Page pictures and their text.
********
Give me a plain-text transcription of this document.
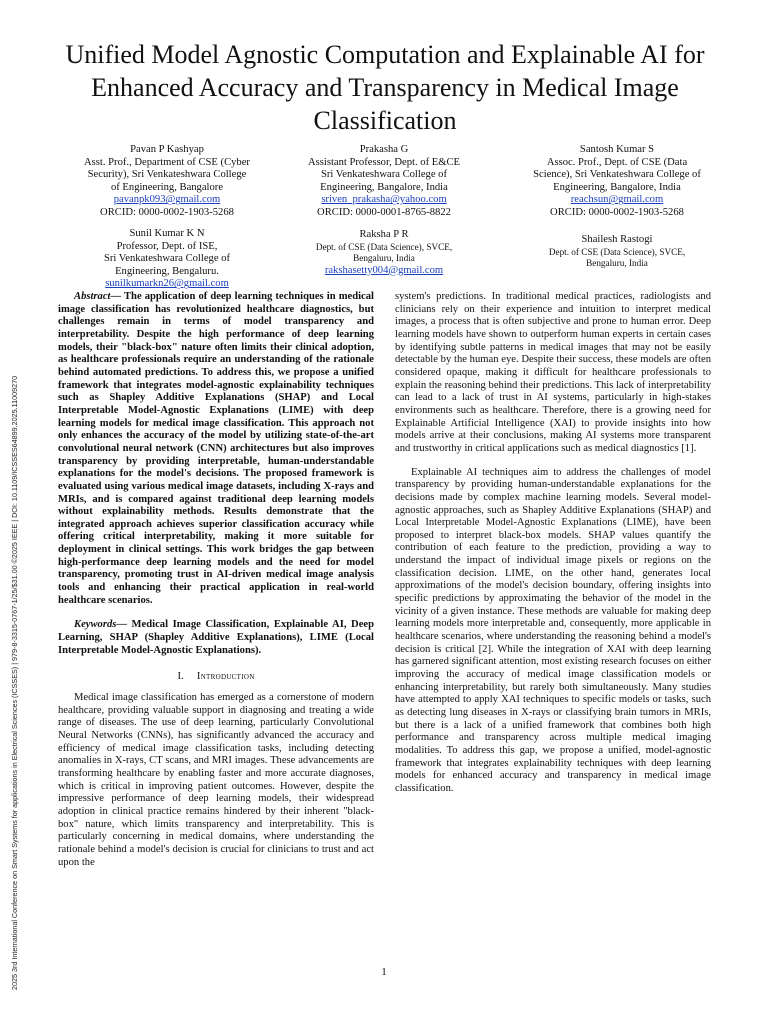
2025 3rd International Conference on Smart Systems for applications in Electrical Sciences (ICSSES) | 979-8-3315-0767-1/25/$31.00 ©2025 IEEE | DOI: 10.1109/ICSSES64899.2025.11009270
Unified Model Agnostic Computation and Explainable AI for Enhanced Accuracy and Transparency in Medical Image Classification
Pavan P Kashyap
Asst. Prof., Department of CSE (Cyber
Security), Sri Venkateshwara College
of Engineering, Bangalore
pavanpk093@gmail.com
ORCID: 0000-0002-1903-5268
Prakasha G
Assistant Professor, Dept. of E&CE
Sri Venkateshwara College of
Engineering, Bangalore, India
sriven_prakasha@yahoo.com
ORCID: 0000-0001-8765-8822
Santosh Kumar S
Assoc. Prof., Dept. of CSE (Data
Science), Sri Venkateshwara College of
Engineering, Bangalore, India
reachsun@gmail.com
ORCID: 0000-0002-1903-5268
Sunil Kumar K N
Professor, Dept. of ISE,
Sri Venkateshwara College of
Engineering, Bengaluru.
sunilkumarkn26@gmail.com
Raksha P R
Dept. of CSE (Data Science), SVCE,
Bengaluru, India
rakshasetty004@gmail.com
Shailesh Rastogi
Dept. of CSE (Data Science), SVCE,
Bengaluru, India

Abstract— The application of deep learning techniques in medical image classification has revolutionized healthcare diagnostics, but challenges remain in terms of model transparency and interpretability. Despite the high performance of deep learning models, their "black-box" nature often limits their clinical adoption, as healthcare professionals require an understanding of the rationale behind automated predictions. To address this, we propose a unified framework that integrates model-agnostic explainability techniques such as Shapley Additive Explanations (SHAP) and Local Interpretable Model-Agnostic Explanations (LIME) with deep learning models for medical image classification. This approach not only enhances the accuracy of the model by utilizing state-of-the-art convolutional neural network (CNN) architectures but also improves transparency by providing interpretable, human-understandable explanations for the model's decisions. The proposed framework is evaluated using various medical image datasets, including X-rays and MRIs, and is compared against traditional deep learning models without explainability methods. Results demonstrate that the integrated approach achieves superior classification accuracy while offering critical interpretability, making it more suitable for deployment in clinical settings. This work bridges the gap between high-performance deep learning models and the need for model transparency, promoting trust in AI-driven medical image analysis tools and enhancing their practical application in real-world healthcare scenarios.

Keywords— Medical Image Classification, Explainable AI, Deep Learning, SHAP (Shapley Additive Explanations), LIME (Local Interpretable Model-Agnostic Explanations).

I. Introduction

Medical image classification has emerged as a cornerstone of modern healthcare, providing valuable support in diagnosing and treating a wide range of diseases. The use of deep learning, particularly Convolutional Neural Networks (CNNs), has significantly advanced the accuracy and efficiency of medical image classification tasks, including detecting anomalies in X-rays, CT scans, and MRI images. These advancements are transforming healthcare by enabling faster and more accurate diagnoses, which is critical in improving patient outcomes. However, despite the impressive performance of deep learning models, their widespread adoption in clinical practice remains hindered by their inherent "black-box" nature, which limits transparency and interpretability. This is particularly concerning in medical domains, where understanding the rationale behind a model's decision is crucial for clinicians to trust and act upon the

system's predictions. In traditional medical practices, radiologists and clinicians rely on their experience and intuition to interpret medical images, a process that is often subjective and prone to human error. Deep learning models have shown to outperform human experts in certain cases by identifying subtle patterns in medical images that may not be easily detectable by the human eye. Despite their success, these models are often considered opaque, making it difficult for healthcare professionals to explain the reasoning behind their predictions. This lack of interpretability can lead to a lack of trust in AI systems, particularly in high-stakes environments such as healthcare. Therefore, there is a growing need for Explainable Artificial Intelligence (XAI) to provide insights into how models arrive at their conclusions, making AI systems more transparent and trustworthy in critical applications such as medical diagnostics [1].

Explainable AI techniques aim to address the challenges of model transparency by providing human-understandable explanations for the decisions made by complex machine learning models. Several model-agnostic approaches, such as Shapley Additive Explanations (SHAP) and Local Interpretable Model-Agnostic Explanations (LIME), have been proposed to interpret black-box models. SHAP values quantify the contribution of each feature to the prediction, providing a way to understand the impact of individual image pixels or regions on the classification decision. LIME, on the other hand, generates local approximations of the model's decision boundary, offering insights into specific predictions by approximating the behavior of the model in the vicinity of a given instance. These methods are valuable for making deep learning models more interpretable and, consequently, more applicable in healthcare scenarios, where understanding the reasoning behind a model's decision is critical [2]. While the integration of XAI with deep learning has garnered significant attention, most existing research focuses on either improving the accuracy of medical image classification models or enhancing interpretability, but rarely both simultaneously. Many studies have attempted to apply XAI techniques to specific models or tasks, such as detecting lung diseases in X-rays or classifying brain tumors in MRIs, but there is a lack of a unified framework that combines both high performance and transparency across multiple medical imaging modalities. To address this gap, we propose a unified, model-agnostic framework that integrates explainability techniques with deep learning models for enhanced accuracy and transparency in medical image classification.

1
********
What to do. Your reply should be the full data above, copied exactly, with no pictures in it.

Solution to the exercise.
Give me a plain-text transcription of this document.
2025 3rd International Conference on Smart Systems for applications in Electrical Sciences (ICSSES) | 979-8-3315-0767-1/25/$31.00 ©2025 IEEE | DOI: 10.1109/ICSSES64899.2025.11009270
Unified Model Agnostic Computation and Explainable AI for Enhanced Accuracy and Transparency in Medical Image Classification
Pavan P Kashyap
Asst. Prof., Department of CSE (Cyber
Security), Sri Venkateshwara College
of Engineering, Bangalore
pavanpk093@gmail.com
ORCID: 0000-0002-1903-5268
Prakasha G
Assistant Professor, Dept. of E&CE
Sri Venkateshwara College of
Engineering, Bangalore, India
sriven_prakasha@yahoo.com
ORCID: 0000-0001-8765-8822
Santosh Kumar S
Assoc. Prof., Dept. of CSE (Data
Science), Sri Venkateshwara College of
Engineering, Bangalore, India
reachsun@gmail.com
ORCID: 0000-0002-1903-5268
Sunil Kumar K N
Professor, Dept. of ISE,
Sri Venkateshwara College of
Engineering, Bengaluru.
sunilkumarkn26@gmail.com
Raksha P R
Dept. of CSE (Data Science), SVCE,
Bengaluru, India
rakshasetty004@gmail.com
Shailesh Rastogi
Dept. of CSE (Data Science), SVCE,
Bengaluru, India

Abstract— The application of deep learning techniques in medical image classification has revolutionized healthcare diagnostics, but challenges remain in terms of model transparency and interpretability. Despite the high performance of deep learning models, their "black-box" nature often limits their clinical adoption, as healthcare professionals require an understanding of the rationale behind automated predictions. To address this, we propose a unified framework that integrates model-agnostic explainability techniques such as Shapley Additive Explanations (SHAP) and Local Interpretable Model-Agnostic Explanations (LIME) with deep learning models for medical image classification. This approach not only enhances the accuracy of the model by utilizing state-of-the-art convolutional neural network (CNN) architectures but also improves transparency by providing interpretable, human-understandable explanations for the model's decisions. The proposed framework is evaluated using various medical image datasets, including X-rays and MRIs, and is compared against traditional deep learning models without explainability methods. Results demonstrate that the integrated approach achieves superior classification accuracy while offering critical interpretability, making it more suitable for deployment in clinical settings. This work bridges the gap between high-performance deep learning models and the need for model transparency, promoting trust in AI-driven medical image analysis tools and enhancing their practical application in real-world healthcare scenarios.

Keywords— Medical Image Classification, Explainable AI, Deep Learning, SHAP (Shapley Additive Explanations), LIME (Local Interpretable Model-Agnostic Explanations).

I. Introduction

Medical image classification has emerged as a cornerstone of modern healthcare, providing valuable support in diagnosing and treating a wide range of diseases. The use of deep learning, particularly Convolutional Neural Networks (CNNs), has significantly advanced the accuracy and efficiency of medical image classification tasks, including detecting anomalies in X-rays, CT scans, and MRI images. These advancements are transforming healthcare by enabling faster and more accurate diagnoses, which is critical in improving patient outcomes. However, despite the impressive performance of deep learning models, their widespread adoption in clinical practice remains hindered by their inherent "black-box" nature, which limits transparency and interpretability. This is particularly concerning in medical domains, where understanding the rationale behind a model's decision is crucial for clinicians to trust and act upon the

system's predictions. In traditional medical practices, radiologists and clinicians rely on their experience and intuition to interpret medical images, a process that is often subjective and prone to human error. Deep learning models have shown to outperform human experts in certain cases by identifying subtle patterns in medical images that may not be easily detectable by the human eye. Despite their success, these models are often considered opaque, making it difficult for healthcare professionals to explain the reasoning behind their predictions. This lack of interpretability can lead to a lack of trust in AI systems, particularly in high-stakes environments such as healthcare. Therefore, there is a growing need for Explainable Artificial Intelligence (XAI) to provide insights into how models arrive at their conclusions, making AI systems more transparent and trustworthy in critical applications such as medical diagnostics [1].

Explainable AI techniques aim to address the challenges of model transparency by providing human-understandable explanations for the decisions made by complex machine learning models. Several model-agnostic approaches, such as Shapley Additive Explanations (SHAP) and Local Interpretable Model-Agnostic Explanations (LIME), have been proposed to interpret black-box models. SHAP values quantify the contribution of each feature to the prediction, providing a way to understand the impact of individual image pixels or regions on the classification decision. LIME, on the other hand, generates local approximations of the model's decision boundary, offering insights into specific predictions by approximating the behavior of the model in the vicinity of a given instance. These methods are valuable for making deep learning models more interpretable and, consequently, more applicable in healthcare scenarios, where understanding the reasoning behind a model's decision is critical [2]. While the integration of XAI with deep learning has garnered significant attention, most existing research focuses on either improving the accuracy of medical image classification models or enhancing interpretability, but rarely both simultaneously. Many studies have attempted to apply XAI techniques to specific models or tasks, such as detecting lung diseases in X-rays or classifying brain tumors in MRIs, but there is a lack of a unified framework that combines both high performance and transparency across multiple medical imaging modalities. To address this gap, we propose a unified, model-agnostic framework that integrates explainability techniques with deep learning models for enhanced accuracy and transparency in medical image classification.

1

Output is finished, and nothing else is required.